» **TASK INSTRUCTIONS**
Copy the lines word for word, from the very first one through the line that contains "cell-open-loop: Simple design", including that line.

» **INPUT MATERIAL**
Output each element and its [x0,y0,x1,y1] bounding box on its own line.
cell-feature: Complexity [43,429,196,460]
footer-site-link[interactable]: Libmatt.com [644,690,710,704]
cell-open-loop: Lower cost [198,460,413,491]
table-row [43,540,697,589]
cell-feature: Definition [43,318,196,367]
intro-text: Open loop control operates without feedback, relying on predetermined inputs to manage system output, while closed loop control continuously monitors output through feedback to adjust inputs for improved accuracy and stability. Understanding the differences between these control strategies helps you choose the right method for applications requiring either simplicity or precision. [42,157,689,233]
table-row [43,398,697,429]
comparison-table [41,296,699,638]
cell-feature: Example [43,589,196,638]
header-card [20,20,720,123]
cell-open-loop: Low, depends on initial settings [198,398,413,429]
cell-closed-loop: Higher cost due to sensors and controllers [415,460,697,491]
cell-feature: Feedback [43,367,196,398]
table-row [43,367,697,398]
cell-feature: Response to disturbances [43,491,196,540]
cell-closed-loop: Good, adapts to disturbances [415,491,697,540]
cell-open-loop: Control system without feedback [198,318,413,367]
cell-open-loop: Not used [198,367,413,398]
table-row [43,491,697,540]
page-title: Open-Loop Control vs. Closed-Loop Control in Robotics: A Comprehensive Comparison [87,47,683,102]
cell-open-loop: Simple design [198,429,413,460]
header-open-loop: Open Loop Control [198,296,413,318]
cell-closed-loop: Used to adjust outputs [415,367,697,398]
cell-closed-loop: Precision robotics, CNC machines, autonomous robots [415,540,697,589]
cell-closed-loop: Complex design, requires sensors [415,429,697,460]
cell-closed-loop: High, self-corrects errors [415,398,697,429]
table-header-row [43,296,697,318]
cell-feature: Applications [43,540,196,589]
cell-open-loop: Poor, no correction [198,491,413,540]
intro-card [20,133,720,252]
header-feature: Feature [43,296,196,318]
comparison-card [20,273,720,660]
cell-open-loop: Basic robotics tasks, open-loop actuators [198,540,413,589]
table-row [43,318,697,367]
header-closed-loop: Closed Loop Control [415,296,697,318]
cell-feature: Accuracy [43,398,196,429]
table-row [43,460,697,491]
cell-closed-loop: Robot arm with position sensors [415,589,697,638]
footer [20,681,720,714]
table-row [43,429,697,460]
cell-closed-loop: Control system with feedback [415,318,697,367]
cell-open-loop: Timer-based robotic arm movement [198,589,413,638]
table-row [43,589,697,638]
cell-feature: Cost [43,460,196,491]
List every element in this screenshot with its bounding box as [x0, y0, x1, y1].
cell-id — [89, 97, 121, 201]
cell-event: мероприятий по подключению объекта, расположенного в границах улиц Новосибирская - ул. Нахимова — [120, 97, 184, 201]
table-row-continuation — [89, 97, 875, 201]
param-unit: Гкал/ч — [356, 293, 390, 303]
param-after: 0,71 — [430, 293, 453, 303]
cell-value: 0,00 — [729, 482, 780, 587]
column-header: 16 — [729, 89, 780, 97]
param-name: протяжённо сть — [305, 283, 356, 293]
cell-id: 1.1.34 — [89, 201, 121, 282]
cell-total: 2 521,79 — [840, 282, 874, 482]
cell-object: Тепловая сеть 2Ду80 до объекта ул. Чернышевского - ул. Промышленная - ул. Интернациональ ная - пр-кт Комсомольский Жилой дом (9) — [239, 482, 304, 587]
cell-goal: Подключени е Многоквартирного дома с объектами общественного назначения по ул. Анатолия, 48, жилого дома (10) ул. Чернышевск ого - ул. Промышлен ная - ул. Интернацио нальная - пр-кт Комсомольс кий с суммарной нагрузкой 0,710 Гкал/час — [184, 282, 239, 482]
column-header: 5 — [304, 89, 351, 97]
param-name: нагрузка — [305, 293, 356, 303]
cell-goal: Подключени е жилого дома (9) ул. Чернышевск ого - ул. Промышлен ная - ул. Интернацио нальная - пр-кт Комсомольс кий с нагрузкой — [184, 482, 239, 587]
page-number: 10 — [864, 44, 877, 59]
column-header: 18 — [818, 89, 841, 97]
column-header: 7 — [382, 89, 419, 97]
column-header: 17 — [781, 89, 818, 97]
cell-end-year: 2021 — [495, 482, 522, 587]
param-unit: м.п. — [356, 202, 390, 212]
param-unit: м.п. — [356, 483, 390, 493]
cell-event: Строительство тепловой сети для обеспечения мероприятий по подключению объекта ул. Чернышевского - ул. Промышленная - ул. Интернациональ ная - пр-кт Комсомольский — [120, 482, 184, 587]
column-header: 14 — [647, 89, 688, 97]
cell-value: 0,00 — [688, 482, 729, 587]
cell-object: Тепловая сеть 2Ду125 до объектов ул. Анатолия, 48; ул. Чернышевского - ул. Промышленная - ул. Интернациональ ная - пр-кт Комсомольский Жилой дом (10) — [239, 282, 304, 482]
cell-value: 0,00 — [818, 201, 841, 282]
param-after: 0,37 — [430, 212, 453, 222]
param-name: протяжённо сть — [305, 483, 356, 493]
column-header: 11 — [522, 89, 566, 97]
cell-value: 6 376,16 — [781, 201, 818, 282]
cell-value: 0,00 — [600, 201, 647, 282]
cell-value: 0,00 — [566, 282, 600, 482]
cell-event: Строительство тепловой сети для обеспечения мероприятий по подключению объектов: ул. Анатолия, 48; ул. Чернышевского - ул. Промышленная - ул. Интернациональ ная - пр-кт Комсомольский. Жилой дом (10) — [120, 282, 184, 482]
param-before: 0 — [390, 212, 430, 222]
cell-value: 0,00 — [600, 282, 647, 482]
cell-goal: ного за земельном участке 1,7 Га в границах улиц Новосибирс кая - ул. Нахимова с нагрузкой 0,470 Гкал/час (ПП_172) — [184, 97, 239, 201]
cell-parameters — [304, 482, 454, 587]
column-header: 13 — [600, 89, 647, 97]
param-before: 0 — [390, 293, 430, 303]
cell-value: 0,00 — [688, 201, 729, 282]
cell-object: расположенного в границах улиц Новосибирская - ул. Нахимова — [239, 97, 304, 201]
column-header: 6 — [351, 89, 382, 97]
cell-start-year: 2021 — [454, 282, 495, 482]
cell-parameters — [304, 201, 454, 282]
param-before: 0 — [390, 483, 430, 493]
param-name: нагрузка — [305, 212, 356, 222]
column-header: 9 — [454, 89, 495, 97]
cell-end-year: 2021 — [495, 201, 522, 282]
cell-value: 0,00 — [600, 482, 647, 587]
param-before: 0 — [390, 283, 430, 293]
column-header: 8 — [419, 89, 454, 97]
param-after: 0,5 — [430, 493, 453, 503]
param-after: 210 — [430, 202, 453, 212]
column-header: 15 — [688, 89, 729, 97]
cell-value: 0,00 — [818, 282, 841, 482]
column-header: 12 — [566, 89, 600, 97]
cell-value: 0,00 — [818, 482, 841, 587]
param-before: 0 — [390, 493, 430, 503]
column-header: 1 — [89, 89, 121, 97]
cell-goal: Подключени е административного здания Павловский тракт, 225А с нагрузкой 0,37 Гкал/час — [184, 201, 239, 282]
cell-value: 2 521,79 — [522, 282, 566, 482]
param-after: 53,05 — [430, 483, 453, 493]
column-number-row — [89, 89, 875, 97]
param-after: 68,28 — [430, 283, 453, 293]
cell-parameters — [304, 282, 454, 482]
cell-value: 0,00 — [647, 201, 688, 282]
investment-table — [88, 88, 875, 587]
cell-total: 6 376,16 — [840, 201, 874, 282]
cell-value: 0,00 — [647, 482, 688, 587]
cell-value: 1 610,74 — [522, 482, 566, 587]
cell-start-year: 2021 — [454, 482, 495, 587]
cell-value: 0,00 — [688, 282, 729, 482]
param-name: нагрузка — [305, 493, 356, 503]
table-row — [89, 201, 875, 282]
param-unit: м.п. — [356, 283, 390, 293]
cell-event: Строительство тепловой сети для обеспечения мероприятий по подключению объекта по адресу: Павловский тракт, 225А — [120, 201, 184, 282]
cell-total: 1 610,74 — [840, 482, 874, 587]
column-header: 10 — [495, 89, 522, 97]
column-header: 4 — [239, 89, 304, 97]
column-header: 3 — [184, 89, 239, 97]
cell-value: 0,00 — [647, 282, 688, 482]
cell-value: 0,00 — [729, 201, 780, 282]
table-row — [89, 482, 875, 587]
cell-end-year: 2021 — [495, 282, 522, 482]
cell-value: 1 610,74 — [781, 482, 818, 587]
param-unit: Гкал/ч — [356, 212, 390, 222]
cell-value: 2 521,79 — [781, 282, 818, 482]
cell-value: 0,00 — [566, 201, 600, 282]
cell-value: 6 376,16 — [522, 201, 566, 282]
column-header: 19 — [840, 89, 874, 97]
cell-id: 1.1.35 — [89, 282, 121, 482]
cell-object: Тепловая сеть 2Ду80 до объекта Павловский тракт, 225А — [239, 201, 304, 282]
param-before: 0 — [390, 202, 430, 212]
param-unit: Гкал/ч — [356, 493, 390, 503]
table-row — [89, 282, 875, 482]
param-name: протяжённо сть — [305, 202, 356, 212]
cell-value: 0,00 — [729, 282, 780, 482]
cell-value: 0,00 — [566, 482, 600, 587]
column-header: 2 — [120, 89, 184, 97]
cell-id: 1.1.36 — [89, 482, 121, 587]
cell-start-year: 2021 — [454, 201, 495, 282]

» **ANSWER TO THIS EXERCISE**
Output each element and its [x0,y0,x1,y1] bounding box on its own line.
cell-feature: Complexity [43,429,196,460]
footer-site-link[interactable]: Libmatt.com [644,690,710,704]
cell-open-loop: Lower cost [198,460,413,491]
table-row [43,540,697,589]
cell-feature: Definition [43,318,196,367]
intro-text: Open loop control operates without feedback, relying on predetermined inputs to manage system output, while closed loop control continuously monitors output through feedback to adjust inputs for improved accuracy and stability. Understanding the differences between these control strategies helps you choose the right method for applications requiring either simplicity or precision. [42,157,689,233]
table-row [43,398,697,429]
comparison-table [41,296,699,638]
cell-feature: Example [43,589,196,638]
header-card [20,20,720,123]
cell-open-loop: Low, depends on initial settings [198,398,413,429]
cell-closed-loop: Higher cost due to sensors and controllers [415,460,697,491]
cell-feature: Feedback [43,367,196,398]
table-row [43,367,697,398]
cell-feature: Response to disturbances [43,491,196,540]
cell-closed-loop: Good, adapts to disturbances [415,491,697,540]
cell-open-loop: Control system without feedback [198,318,413,367]
cell-open-loop: Not used [198,367,413,398]
table-row [43,491,697,540]
page-title: Open-Loop Control vs. Closed-Loop Control in Robotics: A Comprehensive Comparison [87,47,683,102]
cell-open-loop: Simple design [198,429,413,460]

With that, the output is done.